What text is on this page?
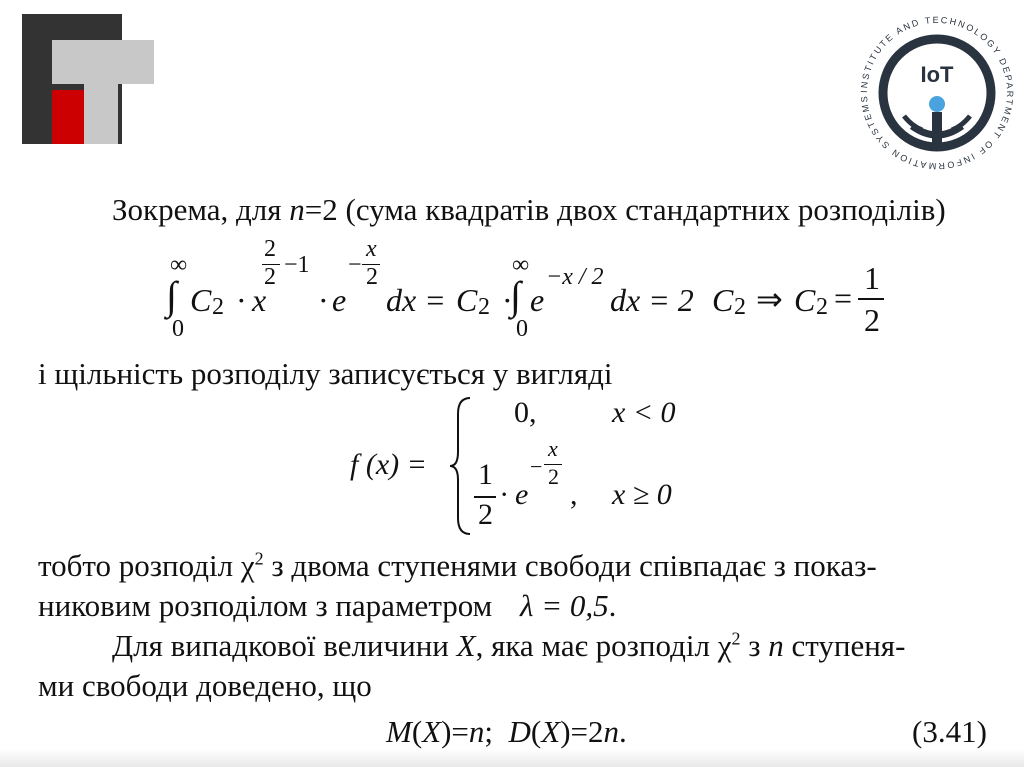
INSTITUTE AND TECHNOLOGY DEPARTMENT OF INFORMATION SYSTEMS
IoT
Зокрема, для n=2 (сума квадратів двох стандартних розподілів)
∞
∫
0
C 2 · x
2
2 −1
· e
−
x
2
dx = C 2 ·
∞
∫
0
e
−x / 2
dx = 2 C 2 ⇒ C 2 =
1
2
і щільність розподілу записується у вигляді
f (x) =
0,	x < 0
1
2
· e
−
x
2
, x ≥ 0
тобто розподіл $\chi^2$ з двома ступенями свободи співпадає з показ-
никовим розподілом з параметром λ = 0,5.
Для випадкової величини X, яка має розподіл $\chi^2$ з n ступеня-
ми свободи доведено, що
M(X)=n;  D(X)=2n.	(3.41)
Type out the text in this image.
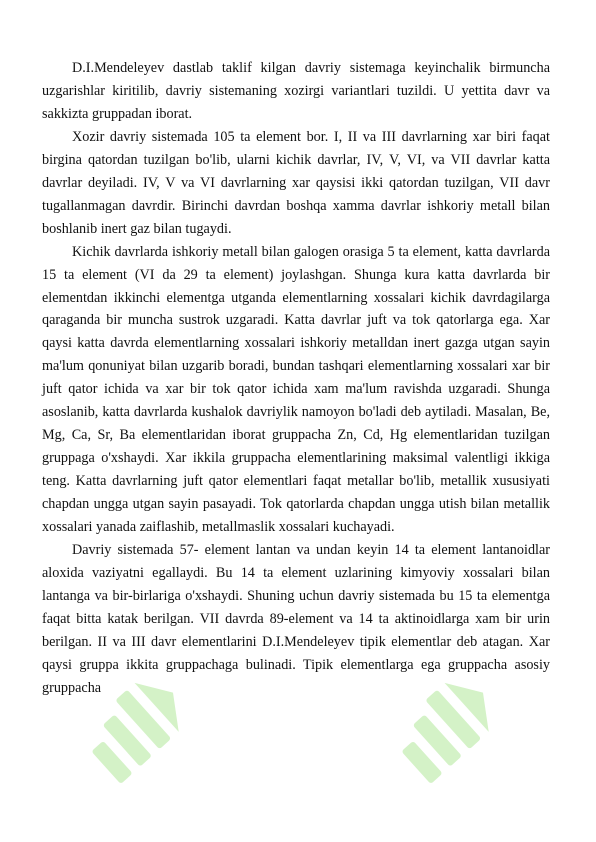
D.I.Mendeleyev dastlab taklif kilgan davriy sistemaga keyinchalik birmuncha uzgarishlar kiritilib, davriy sistemaning xozirgi variantlari tuzildi. U yettita davr va sakkizta gruppadan iborat.

Xozir davriy sistemada 105 ta element bor. I, II va III davrlarning xar biri faqat birgina qatordan tuzilgan bo'lib, ularni kichik davrlar, IV, V, VI, va VII davrlar katta davrlar deyiladi. IV, V va VI davrlarning xar qaysisi ikki qatordan tuzilgan, VII davr tugallanmagan davrdir. Birinchi davrdan boshqa xamma davrlar ishkoriy metall bilan boshlanib inert gaz bilan tugaydi.

Kichik davrlarda ishkoriy metall bilan galogen orasiga 5 ta element, katta davrlarda 15 ta element (VI da 29 ta element) joylashgan. Shunga kura katta davrlarda bir elementdan ikkinchi elementga utganda elementlarning xossalari kichik davrdagilarga qaraganda bir muncha sustrok uzgaradi. Katta davrlar juft va tok qatorlarga ega. Xar qaysi katta davrda elementlarning xossalari ishkoriy metalldan inert gazga utgan sayin ma'lum qonuniyat bilan uzgarib boradi, bundan tashqari elementlarning xossalari xar bir juft qator ichida va xar bir tok qator ichida xam ma'lum ravishda uzgaradi. Shunga asoslanib, katta davrlarda kushalok davriylik namoyon bo'ladi deb aytiladi. Masalan, Be, Mg, Ca, Sr, Ba elementlaridan iborat gruppacha Zn, Cd, Hg elementlaridan tuzilgan gruppaga o'xshaydi. Xar ikkila gruppacha elementlarining maksimal valentligi ikkiga teng. Katta davrlarning juft qator elementlari faqat metallar bo'lib, metallik xususiyati chapdan ungga utgan sayin pasayadi. Tok qatorlarda chapdan ungga utish bilan metallik xossalari yanada zaiflashib, metallmaslik xossalari kuchayadi.

Davriy sistemada 57- element lantan va undan keyin 14 ta element lantanoidlar aloxida vaziyatni egallaydi. Bu 14 ta element uzlarining kimyoviy xossalari bilan lantanga va bir-birlariga o'xshaydi. Shuning uchun davriy sistemada bu 15 ta elementga faqat bitta katak berilgan. VII davrda 89-element va 14 ta aktinoidlarga xam bir urin berilgan. II va III davr elementlarini D.I.Mendeleyev tipik elementlar deb atagan. Xar qaysi gruppa ikkita gruppachaga bulinadi. Tipik elementlarga ega gruppacha asosiy gruppacha
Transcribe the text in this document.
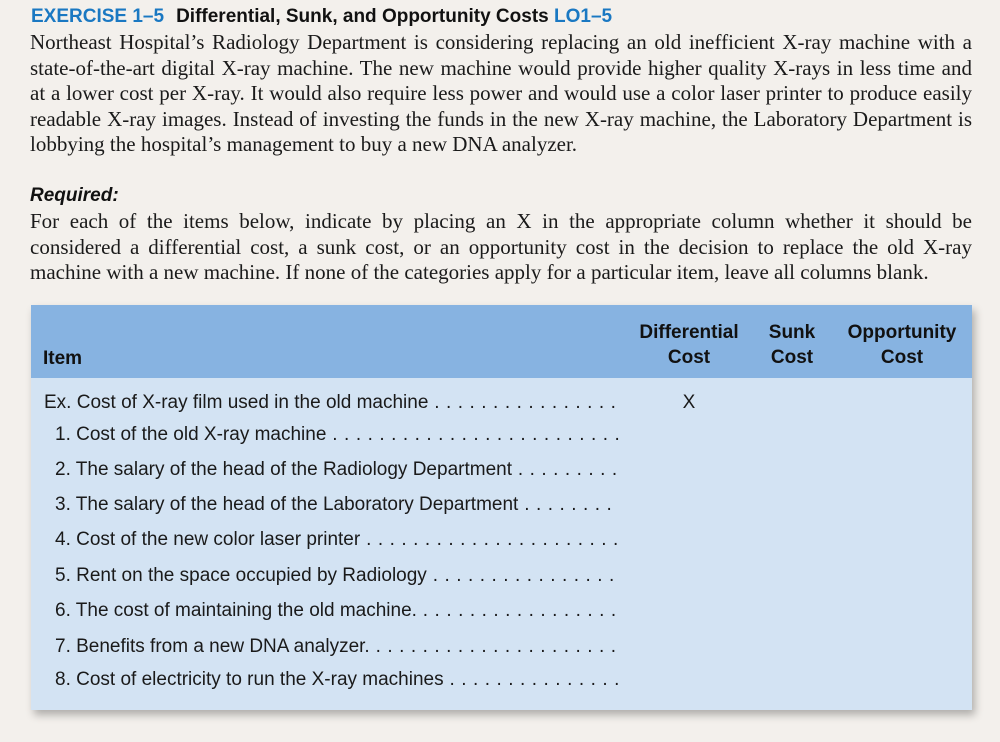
EXERCISE 1–5 Differential, Sunk, and Opportunity Costs LO1–5

Northeast Hospital’s Radiology Department is considering replacing an old inefficient X-ray machine with a state-of-the-art digital X-ray machine. The new machine would provide higher quality X-rays in less time and at a lower cost per X-ray. It would also require less power and would use a color laser printer to produce easily readable X-ray images. Instead of investing the funds in the new X-ray machine, the Laboratory Department is lobbying the hospital’s management to buy a new DNA analyzer.

Required:

For each of the items below, indicate by placing an X in the appropriate column whether it should be considered a differential cost, a sunk cost, or an opportunity cost in the decision to replace the old X-ray machine with a new machine. If none of the categories apply for a particular item, leave all columns blank.

Item
Differential
Cost
Sunk
Cost
Opportunity
Cost
Ex. Cost of X-ray film used in the old machine . . .	X
1. Cost of the old X-ray machine . . .
2. The salary of the head of the Radiology Department . . .
3. The salary of the head of the Laboratory Department . . .
4. Cost of the new color laser printer . . .
5. Rent on the space occupied by Radiology . . .
6. The cost of maintaining the old machine. . . .
7. Benefits from a new DNA analyzer. . . .
8. Cost of electricity to run the X-ray machines . . .
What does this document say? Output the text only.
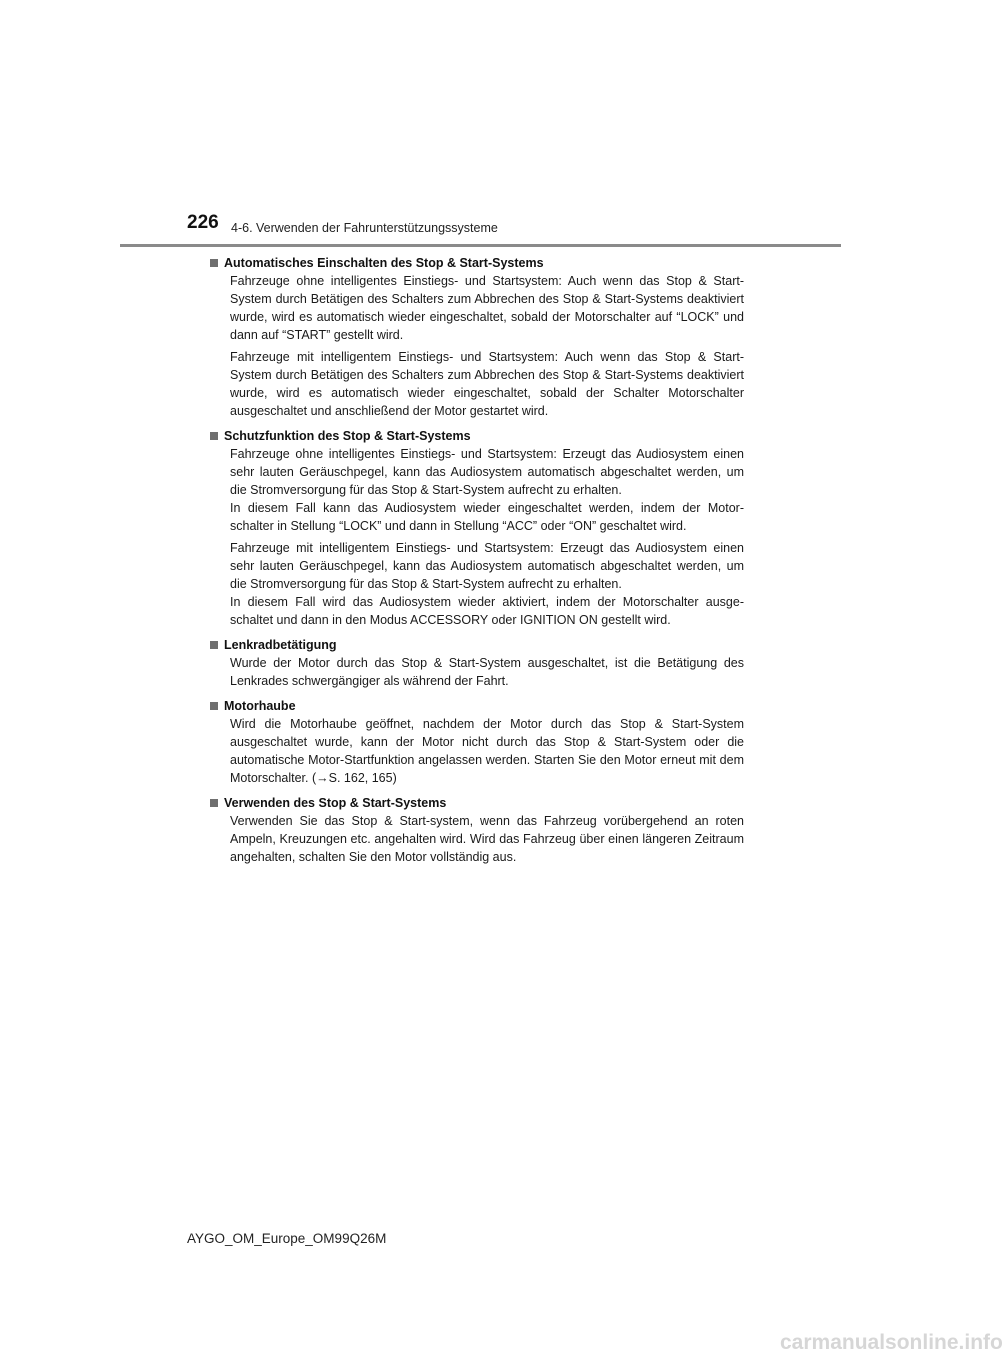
226 4-6. Verwenden der Fahrunterstützungssysteme
Automatisches Einschalten des Stop & Start-Systems

Fahrzeuge ohne intelligentes Einstiegs- und Startsystem: Auch wenn das Stop & Start-System durch Betätigen des Schalters zum Abbrechen des Stop & Start-Systems deaktiviert wurde, wird es automatisch wieder eingeschaltet, sobald der Motorschalter auf “LOCK” und dann auf “START” gestellt wird.

Fahrzeuge mit intelligentem Einstiegs- und Startsystem: Auch wenn das Stop & Start-System durch Betätigen des Schalters zum Abbrechen des Stop & Start-Systems deaktiviert wurde, wird es automatisch wieder eingeschaltet, sobald der Schalter Motorschalter ausgeschaltet und anschließend der Motor gestartet wird.

Schutzfunktion des Stop & Start-Systems

Fahrzeuge ohne intelligentes Einstiegs- und Startsystem: Erzeugt das Audiosystem einen sehr lauten Geräuschpegel, kann das Audiosystem automatisch abgeschaltet werden, um die Stromversorgung für das Stop & Start-System aufrecht zu erhalten.

In diesem Fall kann das Audiosystem wieder eingeschaltet werden, indem der Motor-schalter in Stellung “LOCK” und dann in Stellung “ACC” oder “ON” geschaltet wird.

Fahrzeuge mit intelligentem Einstiegs- und Startsystem: Erzeugt das Audiosystem einen sehr lauten Geräuschpegel, kann das Audiosystem automatisch abgeschaltet werden, um die Stromversorgung für das Stop & Start-System aufrecht zu erhalten.

In diesem Fall wird das Audiosystem wieder aktiviert, indem der Motorschalter ausge-schaltet und dann in den Modus ACCESSORY oder IGNITION ON gestellt wird.

Lenkradbetätigung

Wurde der Motor durch das Stop & Start-System ausgeschaltet, ist die Betätigung des Lenkrades schwergängiger als während der Fahrt.

Motorhaube

Wird die Motorhaube geöffnet, nachdem der Motor durch das Stop & Start-System ausgeschaltet wurde, kann der Motor nicht durch das Stop & Start-System oder die automatische Motor-Startfunktion angelassen werden. Starten Sie den Motor erneut mit dem Motorschalter. (→S. 162, 165)

Verwenden des Stop & Start-Systems

Verwenden Sie das Stop & Start-system, wenn das Fahrzeug vorübergehend an roten Ampeln, Kreuzungen etc. angehalten wird. Wird das Fahrzeug über einen längeren Zeitraum angehalten, schalten Sie den Motor vollständig aus.

AYGO_OM_Europe_OM99Q26M
carmanualsonline.info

---

◆ Exercise requirements ◆
Without including any pictures, output all the entries above exactly.

◆ Output of the exercise ◆
What text is on this page?
INSTITUTE AND TECHNOLOGY DEPARTMENT OF INFORMATION SYSTEMS
IoT
Зокрема, для n=2 (сума квадратів двох стандартних розподілів)
∞
∫
0
C 2 · x
2
2 −1
· e
−
x
2
dx = C 2 ·
∞
∫
0
e
−x / 2
dx = 2 C 2 ⇒ C 2 =
1
2
і щільність розподілу записується у вигляді
f (x) =
0,	x < 0
1
2
· e
−
x
2
, x ≥ 0
тобто розподіл $\chi^2$ з двома ступенями свободи співпадає з показ-
никовим розподілом з параметром λ = 0,5.
Для випадкової величини X, яка має розподіл $\chi^2$ з n ступеня-
ми свободи доведено, що
M(X)=n;  D(X)=2n.	(3.41)
Type out the text in this image.
D.I.Mendeleyev dastlab taklif kilgan davriy sistemaga keyinchalik birmuncha uzgarishlar kiritilib, davriy sistemaning xozirgi variantlari tuzildi. U yettita davr va sakkizta gruppadan iborat.

Xozir davriy sistemada 105 ta element bor. I, II va III davrlarning xar biri faqat birgina qatordan tuzilgan bo'lib, ularni kichik davrlar, IV, V, VI, va VII davrlar katta davrlar deyiladi. IV, V va VI davrlarning xar qaysisi ikki qatordan tuzilgan, VII davr tugallanmagan davrdir. Birinchi davrdan boshqa xamma davrlar ishkoriy metall bilan boshlanib inert gaz bilan tugaydi.

Kichik davrlarda ishkoriy metall bilan galogen orasiga 5 ta element, katta davrlarda 15 ta element (VI da 29 ta element) joylashgan. Shunga kura katta davrlarda bir elementdan ikkinchi elementga utganda elementlarning xossalari kichik davrdagilarga qaraganda bir muncha sustrok uzgaradi. Katta davrlar juft va tok qatorlarga ega. Xar qaysi katta davrda elementlarning xossalari ishkoriy metalldan inert gazga utgan sayin ma'lum qonuniyat bilan uzgarib boradi, bundan tashqari elementlarning xossalari xar bir juft qator ichida va xar bir tok qator ichida xam ma'lum ravishda uzgaradi. Shunga asoslanib, katta davrlarda kushalok davriylik namoyon bo'ladi deb aytiladi. Masalan, Be, Mg, Ca, Sr, Ba elementlaridan iborat gruppacha Zn, Cd, Hg elementlaridan tuzilgan gruppaga o'xshaydi. Xar ikkila gruppacha elementlarining maksimal valentligi ikkiga teng. Katta davrlarning juft qator elementlari faqat metallar bo'lib, metallik xususiyati chapdan ungga utgan sayin pasayadi. Tok qatorlarda chapdan ungga utish bilan metallik xossalari yanada zaiflashib, metallmaslik xossalari kuchayadi.

Davriy sistemada 57- element lantan va undan keyin 14 ta element lantanoidlar aloxida vaziyatni egallaydi. Bu 14 ta element uzlarining kimyoviy xossalari bilan lantanga va bir-birlariga o'xshaydi. Shuning uchun davriy sistemada bu 15 ta elementga faqat bitta katak berilgan. VII davrda 89-element va 14 ta aktinoidlarga xam bir urin berilgan. II va III davr elementlarini D.I.Mendeleyev tipik elementlar deb atagan. Xar qaysi gruppa ikkita gruppachaga bulinadi. Tipik elementlarga ega gruppacha asosiy gruppacha
Transcribe the text in this document.
EXERCISE 1–5 Differential, Sunk, and Opportunity Costs LO1–5

Northeast Hospital’s Radiology Department is considering replacing an old inefficient X-ray machine with a state-of-the-art digital X-ray machine. The new machine would provide higher quality X-rays in less time and at a lower cost per X-ray. It would also require less power and would use a color laser printer to produce easily readable X-ray images. Instead of investing the funds in the new X-ray machine, the Laboratory Department is lobbying the hospital’s management to buy a new DNA analyzer.

Required:

For each of the items below, indicate by placing an X in the appropriate column whether it should be considered a differential cost, a sunk cost, or an opportunity cost in the decision to replace the old X-ray machine with a new machine. If none of the categories apply for a particular item, leave all columns blank.

Item
Differential
Cost
Sunk
Cost
Opportunity
Cost
Ex. Cost of X-ray film used in the old machine . . .	X
1. Cost of the old X-ray machine . . .
2. The salary of the head of the Radiology Department . . .
3. The salary of the head of the Laboratory Department . . .
4. Cost of the new color laser printer . . .
5. Rent on the space occupied by Radiology . . .
6. The cost of maintaining the old machine. . . .
7. Benefits from a new DNA analyzer. . . .
8. Cost of electricity to run the X-ray machines . . .
What does this document say? Output the text only.
226 4-6. Verwenden der Fahrunterstützungssysteme
Automatisches Einschalten des Stop & Start-Systems

Fahrzeuge ohne intelligentes Einstiegs- und Startsystem: Auch wenn das Stop & Start-System durch Betätigen des Schalters zum Abbrechen des Stop & Start-Systems deaktiviert wurde, wird es automatisch wieder eingeschaltet, sobald der Motorschalter auf “LOCK” und dann auf “START” gestellt wird.

Fahrzeuge mit intelligentem Einstiegs- und Startsystem: Auch wenn das Stop & Start-System durch Betätigen des Schalters zum Abbrechen des Stop & Start-Systems deaktiviert wurde, wird es automatisch wieder eingeschaltet, sobald der Schalter Motorschalter ausgeschaltet und anschließend der Motor gestartet wird.

Schutzfunktion des Stop & Start-Systems

Fahrzeuge ohne intelligentes Einstiegs- und Startsystem: Erzeugt das Audiosystem einen sehr lauten Geräuschpegel, kann das Audiosystem automatisch abgeschaltet werden, um die Stromversorgung für das Stop & Start-System aufrecht zu erhalten.

In diesem Fall kann das Audiosystem wieder eingeschaltet werden, indem der Motor-schalter in Stellung “LOCK” und dann in Stellung “ACC” oder “ON” geschaltet wird.

Fahrzeuge mit intelligentem Einstiegs- und Startsystem: Erzeugt das Audiosystem einen sehr lauten Geräuschpegel, kann das Audiosystem automatisch abgeschaltet werden, um die Stromversorgung für das Stop & Start-System aufrecht zu erhalten.

In diesem Fall wird das Audiosystem wieder aktiviert, indem der Motorschalter ausge-schaltet und dann in den Modus ACCESSORY oder IGNITION ON gestellt wird.

Lenkradbetätigung

Wurde der Motor durch das Stop & Start-System ausgeschaltet, ist die Betätigung des Lenkrades schwergängiger als während der Fahrt.

Motorhaube

Wird die Motorhaube geöffnet, nachdem der Motor durch das Stop & Start-System ausgeschaltet wurde, kann der Motor nicht durch das Stop & Start-System oder die automatische Motor-Startfunktion angelassen werden. Starten Sie den Motor erneut mit dem Motorschalter. (→S. 162, 165)

Verwenden des Stop & Start-Systems

Verwenden Sie das Stop & Start-system, wenn das Fahrzeug vorübergehend an roten Ampeln, Kreuzungen etc. angehalten wird. Wird das Fahrzeug über einen längeren Zeitraum angehalten, schalten Sie den Motor vollständig aus.

AYGO_OM_Europe_OM99Q26M
carmanualsonline.info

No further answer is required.